EXERCISE REQUIREMENTS >>
In the records below, pick out all lines containing the word "this".
-- BEGIN TASK DATA --
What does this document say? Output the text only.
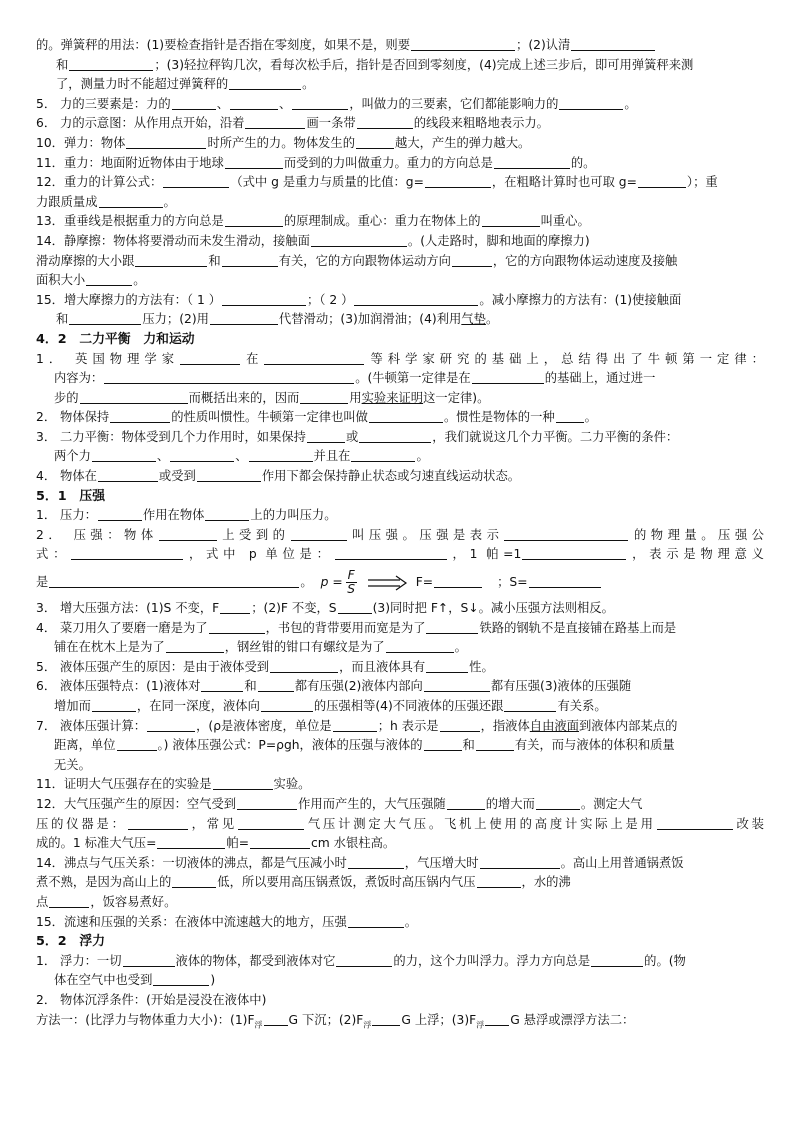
的。弹簧秤的用法：(1)要检查指针是否指在零刻度，如果不是，则要	；(2)认清
和	；(3)轻拉秤钩几次，看每次松手后，指针是否回到零刻度，(4)完成上述三步后，即可用弹簧秤来测
了，测量力时不能超过弹簧秤的	。
5． 力的三要素是：力的	、	、	，叫做力的三要素，它们都能影响力的	。
6． 力的示意图：从作用点开始，沿着	画一条带	的线段来粗略地表示力。
10．弹力：物体	时所产生的力。物体发生的	越大，产生的弹力越大。
11．重力：地面附近物体由于地球	而受到的力叫做重力。重力的方向总是	的。
12．重力的计算公式：	（式中 g 是重力与质量的比值：g=	，在粗略计算时也可取 g=	）；重
力跟质量成	。
13．重垂线是根据重力的方向总是	的原理制成。重心：重力在物体上的	叫重心。
14．静摩擦：物体将要滑动而未发生滑动，接触面	。(人走路时，脚和地面的摩擦力)
滑动摩擦的大小跟	和	有关，它的方向跟物体运动方向	，它的方向跟物体运动速度及接触
面积大小	。
15．增大摩擦力的方法有：（ 1 ）	；（ 2 ）	。减小摩擦力的方法有：(1)使接触面
和	压力；(2)用	代替滑动；(3)加润滑油；(4)利用气垫。
4．2　二力平衡　力和运动
1． 英国物理学家	在	等科学家研究的基础上，总结得出了牛顿第一定律：
内容为：	。(牛顿第一定律是在	的基础上，通过进一
步的	而概括出来的，因而	用实验来证明这一定律)。
2． 物体保持	的性质叫惯性。牛顿第一定律也叫做	。惯性是物体的一种 。
3． 二力平衡：物体受到几个力作用时，如果保持	或	，我们就说这几个力平衡。二力平衡的条件：
两个力	、	、	并且在	。
4． 物体在	或受到	作用下都会保持静止状态或匀速直线运动状态。
5．1　压强
1． 压力：	作用在物体	上的力叫压力。
2． 压强：物体	上受到的	叫压强。压强是表示	的物理量。压强公
式：	，式中 p 单位是：	，1 帕=1	，表示是物理意义
是	。 $p = \frac{F}{S}$	F=	；S=
3． 增大压强方法：(1)S 不变，F	；(2)F 不变，S	(3)同时把 F↑，S↓。减小压强方法则相反。
4． 菜刀用久了要磨一磨是为了	，书包的背带要用而宽是为了	铁路的钢轨不是直接铺在路基上而是
铺在在枕木上是为了	，钢丝钳的钳口有螺纹是为了	。
5． 液体压强产生的原因：是由于液体受到	，而且液体具有	性。
6． 液体压强特点：(1)液体对	和	都有压强(2)液体内部向	都有压强(3)液体的压强随
增加而	，在同一深度，液体向	的压强相等(4)不同液体的压强还跟	有关系。
7． 液体压强计算：	，(ρ是液体密度，单位是	；h 表示是	，指液体自由液面到液体内部某点的
距离，单位	。) 液体压强公式：P=ρgh，液体的压强与液体的	和	有关，而与液体的体积和质量
无关。
11．证明大气压强存在的实验是	实验。
12．大气压强产生的原因：空气受到	作用而产生的，大气压强随	的增大而	。测定大气
压的仪器是：	，常见	气压计测定大气压。飞机上使用的高度计实际上是用	改装
成的。1 标准大气压=	帕=	cm 水银柱高。
14．沸点与气压关系：一切液体的沸点，都是气压减小时	，气压增大时	。高山上用普通锅煮饭
煮不熟，是因为高山上的	低，所以要用高压锅煮饭，煮饭时高压锅内气压	，水的沸
点	，饭容易煮好。
15．流速和压强的关系：在液体中流速越大的地方，压强	。
5．2　浮力
1． 浮力：一切	液体的物体，都受到液体对它	的力，这个力叫浮力。浮力方向总是	的。(物
体在空气中也受到	)
2． 物体沉浮条件：(开始是浸没在液体中)
方法一：(比浮力与物体重力大小)：$(1)F_浮$ G 下沉；$(2)F_浮$ G 上浮；$(3)F_浮$ G 悬浮或漂浮方法二：
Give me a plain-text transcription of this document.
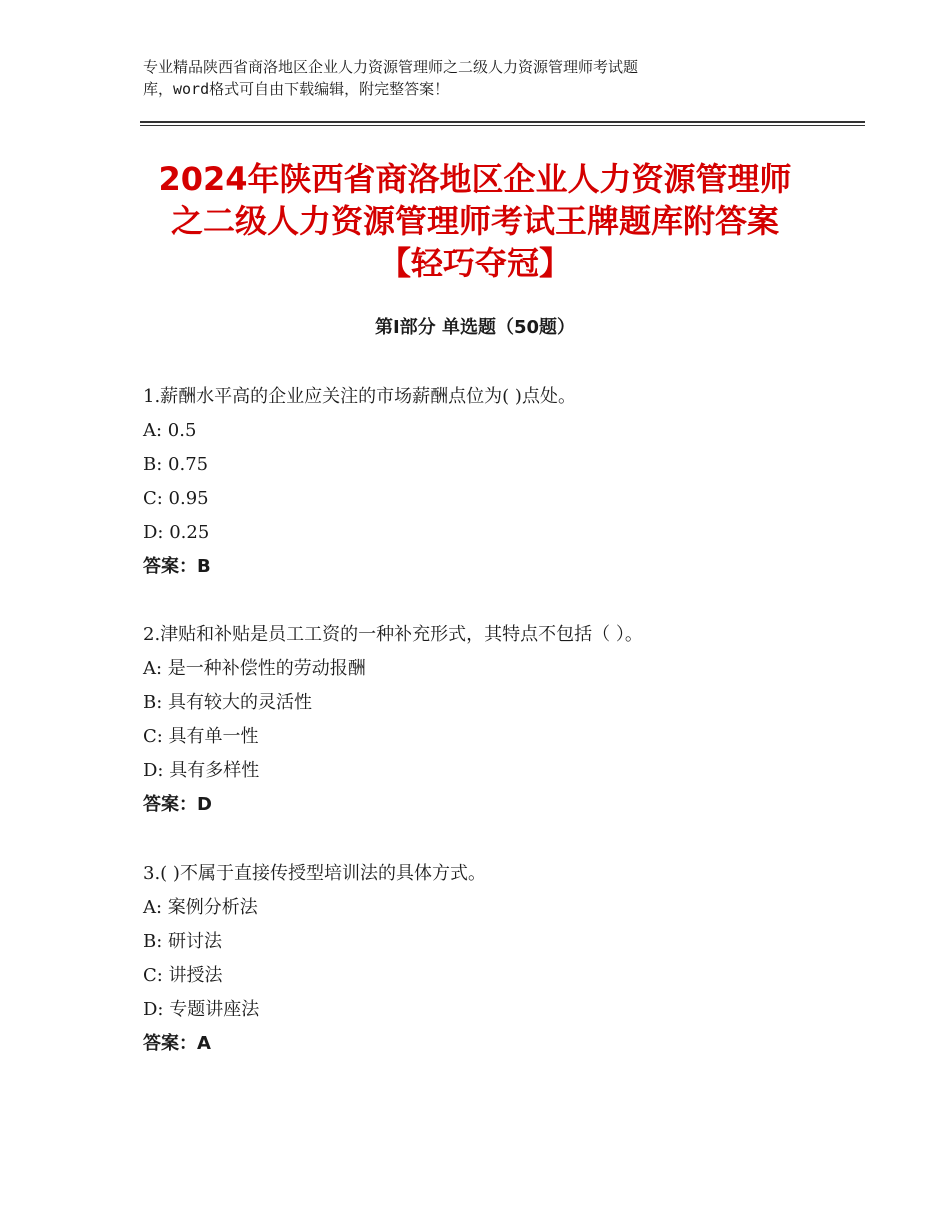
专业精品陕西省商洛地区企业人力资源管理师之二级人力资源管理师考试题
库，word格式可自由下载编辑，附完整答案！
2024年陕西省商洛地区企业人力资源管理师
之二级人力资源管理师考试王牌题库附答案
【轻巧夺冠】
第Ⅰ部分 单选题（50题）
1.薪酬水平高的企业应关注的市场薪酬点位为( )点处。
A: 0.5
B: 0.75
C: 0.95
D: 0.25
答案：B
2.津贴和补贴是员工工资的一种补充形式，其特点不包括（ ）。
A: 是一种补偿性的劳动报酬
B: 具有较大的灵活性
C: 具有单一性
D: 具有多样性
答案：D
3.( )不属于直接传授型培训法的具体方式。
A: 案例分析法
B: 研讨法
C: 讲授法
D: 专题讲座法
答案：A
-- END TASK DATA --
TASK ANSWER >>
What does this document say? Output the text only.
Give me a plain-text transcription of this document.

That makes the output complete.